Given data:
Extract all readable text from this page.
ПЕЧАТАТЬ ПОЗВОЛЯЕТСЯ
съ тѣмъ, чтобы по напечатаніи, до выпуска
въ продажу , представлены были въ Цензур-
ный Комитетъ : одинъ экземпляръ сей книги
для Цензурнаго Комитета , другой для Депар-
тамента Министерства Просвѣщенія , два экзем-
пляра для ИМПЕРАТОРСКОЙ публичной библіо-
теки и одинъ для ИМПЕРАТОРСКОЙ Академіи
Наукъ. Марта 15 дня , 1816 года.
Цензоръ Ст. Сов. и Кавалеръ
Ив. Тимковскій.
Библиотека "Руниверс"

What to produce:
Without leaving anything out, quote all the data.

Worked solution:
Extract all readable text from this page.
ПЕЧАТАТЬ ПОЗВОЛЯЕТСЯ
съ тѣмъ, чтобы по напечатаніи, до выпуска
въ продажу , представлены были въ Цензур-
ный Комитетъ : одинъ экземпляръ сей книги
для Цензурнаго Комитета , другой для Депар-
тамента Министерства Просвѣщенія , два экзем-
пляра для ИМПЕРАТОРСКОЙ публичной библіо-
теки и одинъ для ИМПЕРАТОРСКОЙ Академіи
Наукъ. Марта 15 дня , 1816 года.
Цензоръ Ст. Сов. и Кавалеръ
Ив. Тимковскій.
Библиотека "Руниверс"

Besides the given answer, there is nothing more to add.